__Job__. Retype exactly and only the lines from the one that contains "Read this page and output its text content." through the final line of the data; pictures are left out.

__The input__.
--- Begin ---
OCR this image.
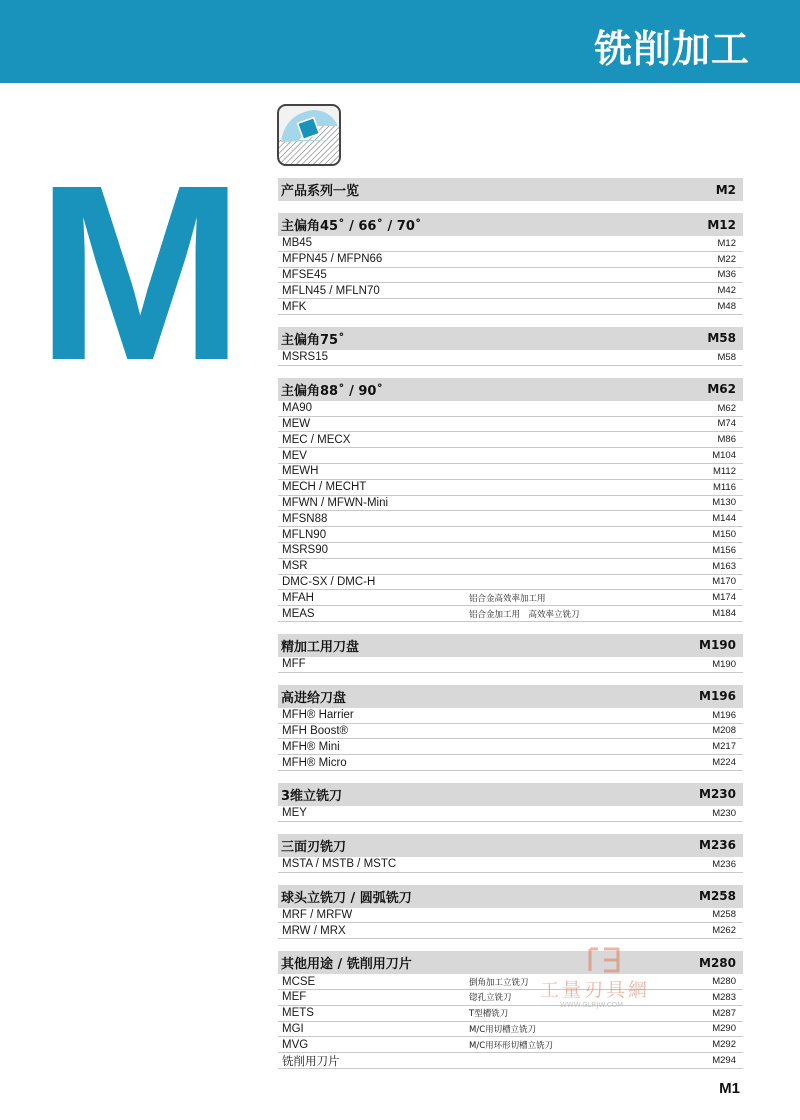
铣削加工
M	产品系列一览	M2
主偏角45˚ / 66˚ / 70˚	M12
MB45	M12
MFPN45 / MFPN66	M22
MFSE45	M36
MFLN45 / MFLN70	M42
MFK	M48
主偏角75˚	M58
MSRS15	M58
主偏角88˚ / 90˚	M62
MA90	M62
MEW	M74
MEC / MECX	M86
MEV	M104
MEWH	M112
MECH / MECHT	M116
MFWN / MFWN-Mini	M130
MFSN88	M144
MFLN90	M150
MSRS90	M156
MSR	M163
DMC-SX / DMC-H	M170
MFAH	铝合金高效率加工用	M174
MEAS	铝合金加工用　高效率立铣刀	M184
精加工用刀盘	M190
MFF	M190
高进给刀盘	M196
MFH® Harrier	M196
MFH Boost®	M208
MFH® Mini	M217
MFH® Micro	M224
3维立铣刀	M230
MEY	M230
三面刃铣刀	M236
MSTA / MSTB / MSTC	M236
球头立铣刀 / 圆弧铣刀	M258
MRF / MRFW	M258
MRW / MRX	M262
其他用途 / 铣削用刀片	M280
MCSE	倒角加工立铣刀	M280
MEF	锪孔立铣刀	M283
METS	T型槽铣刀	M287
MGI	M/C用切槽立铣刀	M290
MVG	M/C用环形切槽立铣刀	M292
铣削用刀片	M294
工量刃具網
WWW.GLRJW.COM
M1
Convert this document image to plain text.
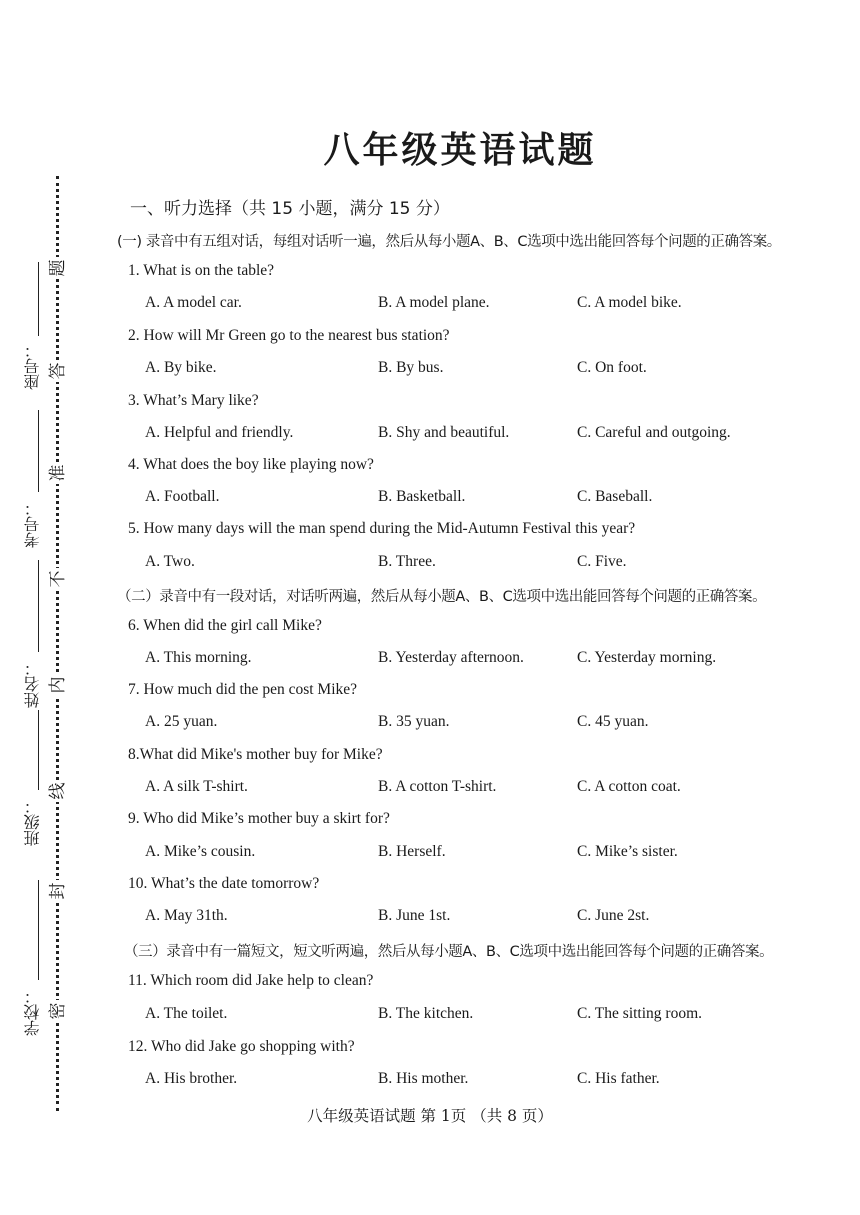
密
封
线
内
不
准
答
题
学校：
班级：
姓名：
考号：
座号：
八年级英语试题
一、听力选择（共 15 小题，满分 15 分）
(一) 录音中有五组对话，每组对话听一遍，然后从每小题A、B、C选项中选出能回答每个问题的正确答案。
1. What is on the table?
A. A model car.	B. A model plane.	C. A model bike.
2. How will Mr Green go to the nearest bus station?
A. By bike.	B. By bus.	C. On foot.
3. What’s Mary like?
A. Helpful and friendly.	B. Shy and beautiful.	C. Careful and outgoing.
4. What does the boy like playing now?
A. Football.	B. Basketball.	C. Baseball.
5. How many days will the man spend during the Mid-Autumn Festival this year?
A. Two.	B. Three.	C. Five.
（二）录音中有一段对话，对话听两遍，然后从每小题A、B、C选项中选出能回答每个问题的正确答案。
6. When did the girl call Mike?
A. This morning.	B. Yesterday afternoon.	C. Yesterday morning.
7. How much did the pen cost Mike?
A. 25 yuan.	B. 35 yuan.	C. 45 yuan.
8.What did Mike's mother buy for Mike?
A. A silk T-shirt.	B. A cotton T-shirt.	C. A cotton coat.
9. Who did Mike’s mother buy a skirt for?
A. Mike’s cousin.	B. Herself.	C. Mike’s sister.
10. What’s the date tomorrow?
A. May 31th.	B. June 1st.	C. June 2st.
（三）录音中有一篇短文，短文听两遍，然后从每小题A、B、C选项中选出能回答每个问题的正确答案。
11. Which room did Jake help to clean?
A. The toilet.	B. The kitchen.	C. The sitting room.
12. Who did Jake go shopping with?
A. His brother.	B. His mother.	C. His father.
八年级英语试题 第 1页 （共 8 页）
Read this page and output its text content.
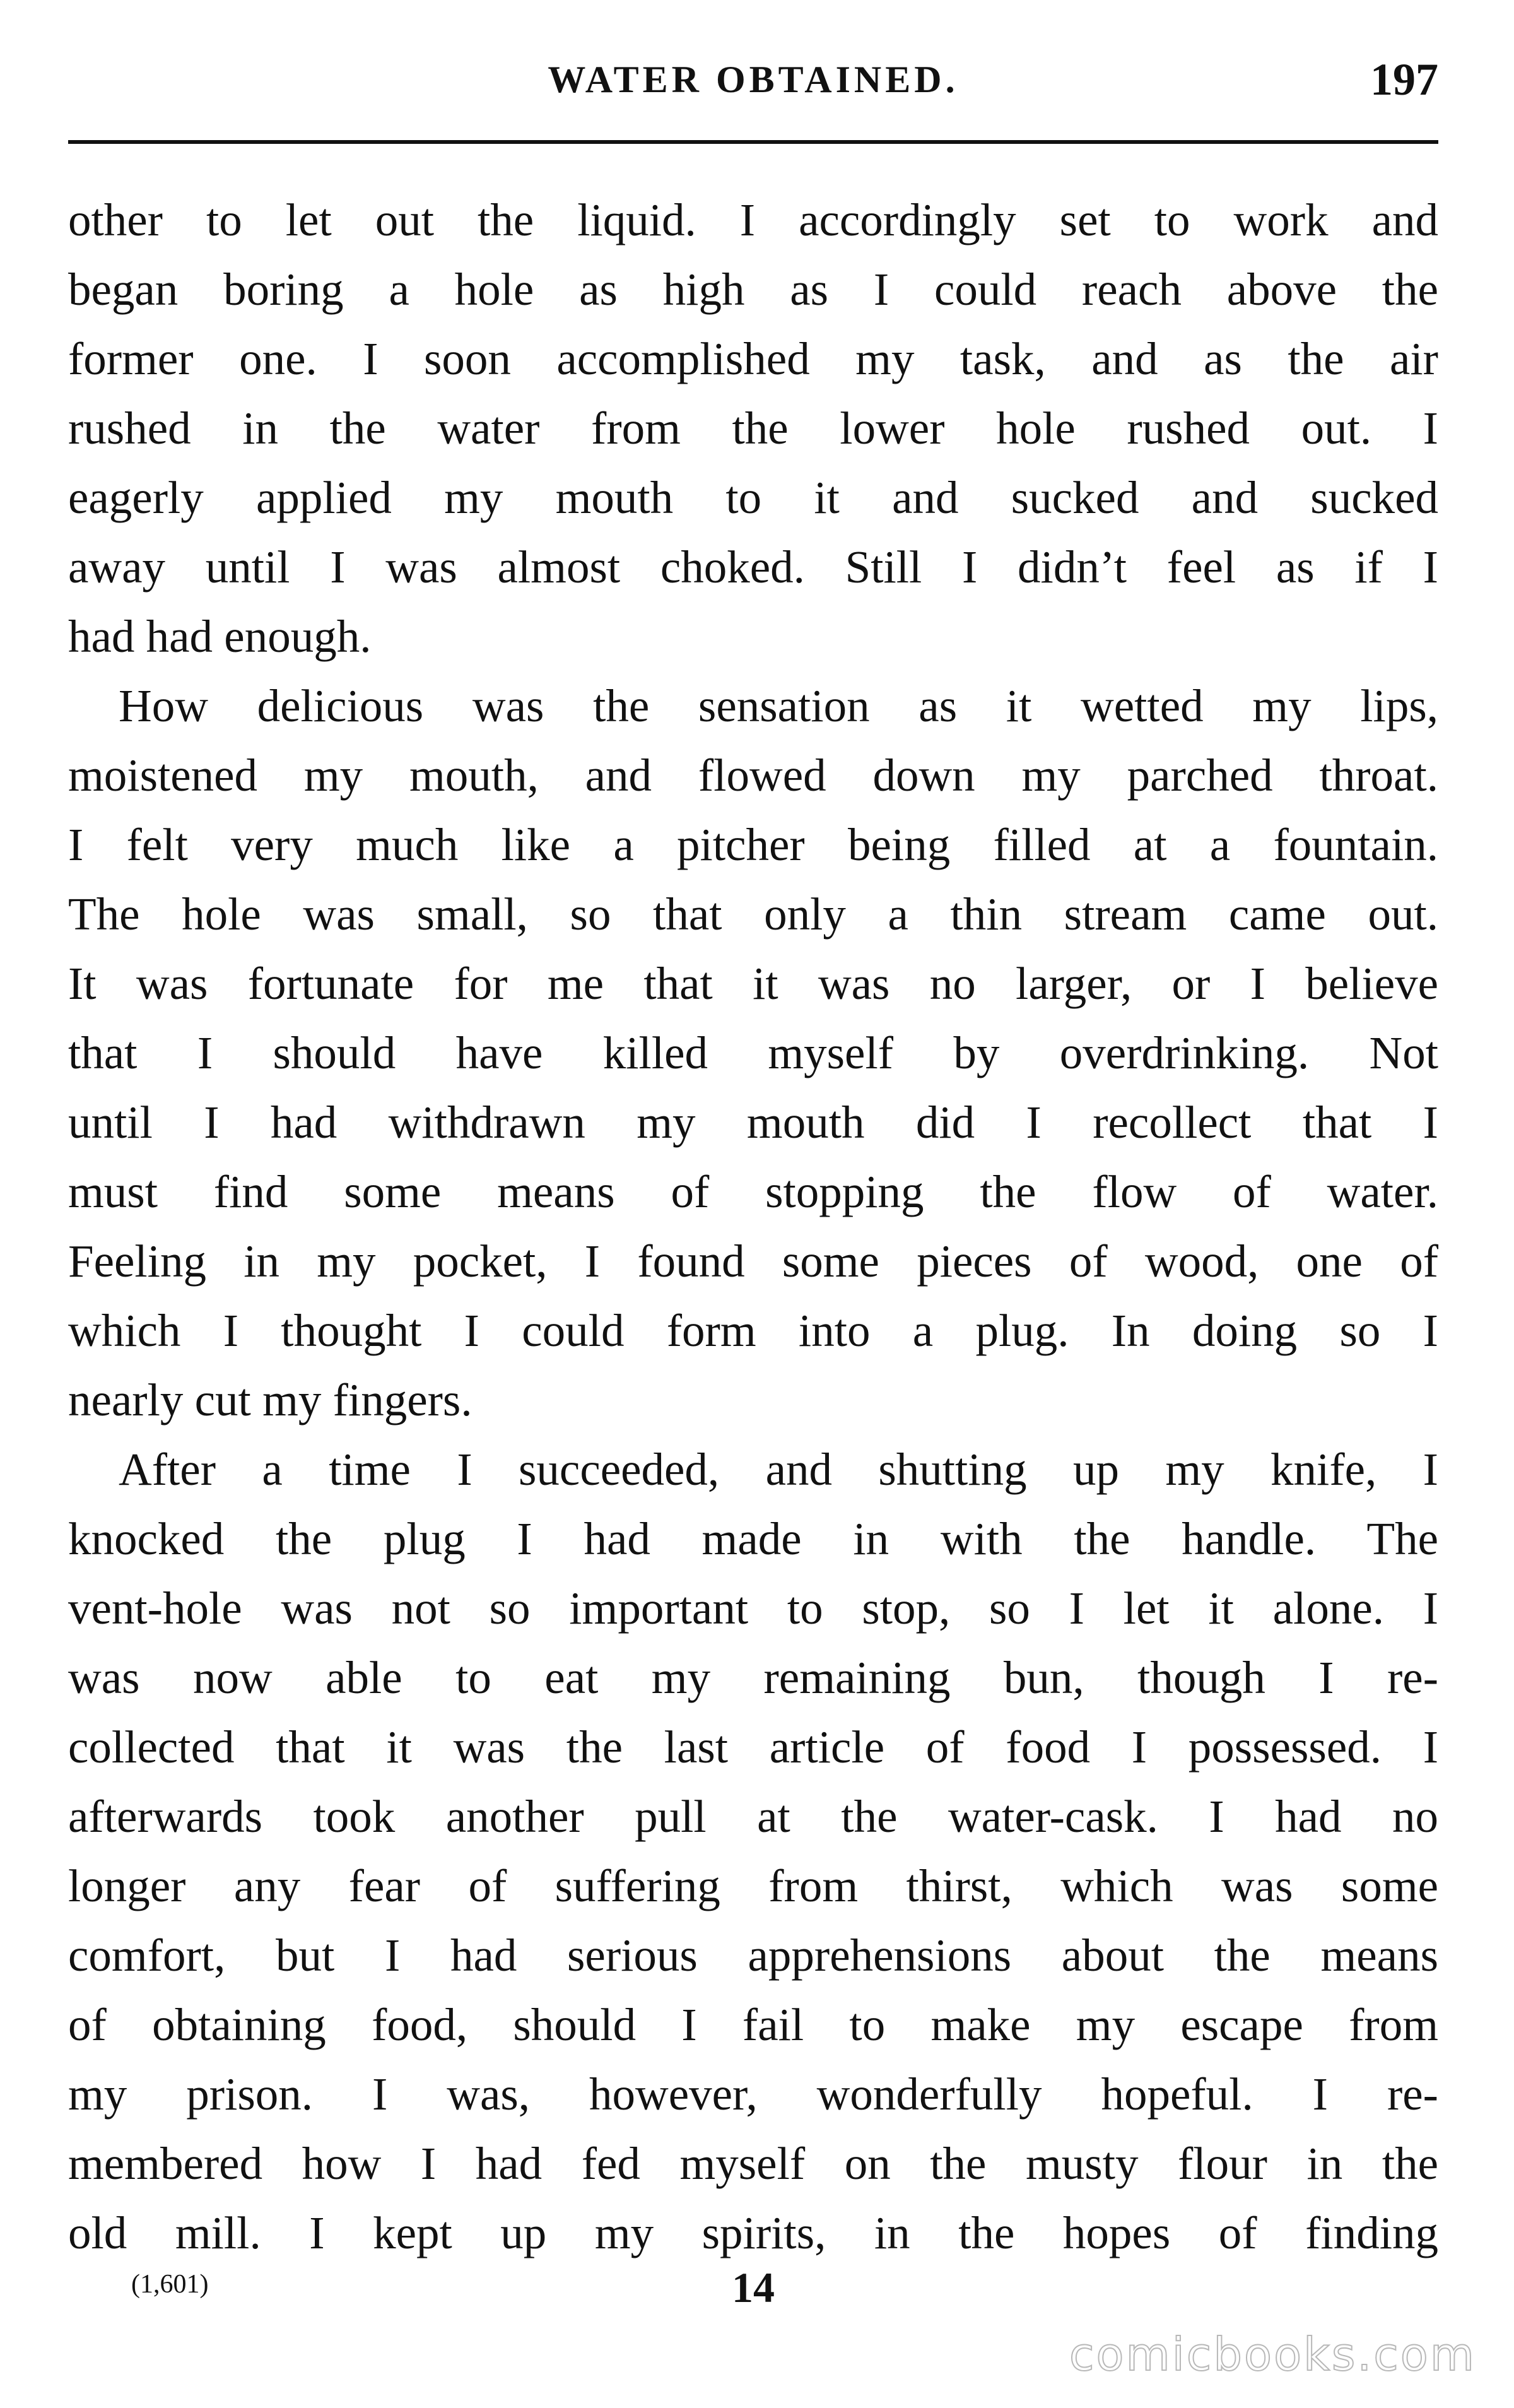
WATER OBTAINED.	197
other to let out the liquid. I accordingly set to work and
began boring a hole as high as I could reach above the
former one. I soon accomplished my task, and as the air
rushed in the water from the lower hole rushed out. I
eagerly applied my mouth to it and sucked and sucked
away until I was almost choked. Still I didn’t feel as if I
had had enough.
How delicious was the sensation as it wetted my lips,
moistened my mouth, and flowed down my parched throat.
I felt very much like a pitcher being filled at a fountain.
The hole was small, so that only a thin stream came out.
It was fortunate for me that it was no larger, or I believe
that I should have killed myself by overdrinking. Not
until I had withdrawn my mouth did I recollect that I
must find some means of stopping the flow of water.
Feeling in my pocket, I found some pieces of wood, one of
which I thought I could form into a plug. In doing so I
nearly cut my fingers.
After a time I succeeded, and shutting up my knife, I
knocked the plug I had made in with the handle. The
vent-hole was not so important to stop, so I let it alone. I
was now able to eat my remaining bun, though I re-
collected that it was the last article of food I possessed. I
afterwards took another pull at the water-cask. I had no
longer any fear of suffering from thirst, which was some
comfort, but I had serious apprehensions about the means
of obtaining food, should I fail to make my escape from
my prison. I was, however, wonderfully hopeful. I re-
membered how I had fed myself on the musty flour in the
old mill. I kept up my spirits, in the hopes of finding
(1,601)	14
comicbooks.com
--- End ---
__Expected answer__.
Read this page and output its text content.
WATER OBTAINED.	197
other to let out the liquid. I accordingly set to work and
began boring a hole as high as I could reach above the
former one. I soon accomplished my task, and as the air
rushed in the water from the lower hole rushed out. I
eagerly applied my mouth to it and sucked and sucked
away until I was almost choked. Still I didn’t feel as if I
had had enough.
How delicious was the sensation as it wetted my lips,
moistened my mouth, and flowed down my parched throat.
I felt very much like a pitcher being filled at a fountain.
The hole was small, so that only a thin stream came out.
It was fortunate for me that it was no larger, or I believe
that I should have killed myself by overdrinking. Not
until I had withdrawn my mouth did I recollect that I
must find some means of stopping the flow of water.
Feeling in my pocket, I found some pieces of wood, one of
which I thought I could form into a plug. In doing so I
nearly cut my fingers.
After a time I succeeded, and shutting up my knife, I
knocked the plug I had made in with the handle. The
vent-hole was not so important to stop, so I let it alone. I
was now able to eat my remaining bun, though I re-
collected that it was the last article of food I possessed. I
afterwards took another pull at the water-cask. I had no
longer any fear of suffering from thirst, which was some
comfort, but I had serious apprehensions about the means
of obtaining food, should I fail to make my escape from
my prison. I was, however, wonderfully hopeful. I re-
membered how I had fed myself on the musty flour in the
old mill. I kept up my spirits, in the hopes of finding
(1,601)	14
comicbooks.com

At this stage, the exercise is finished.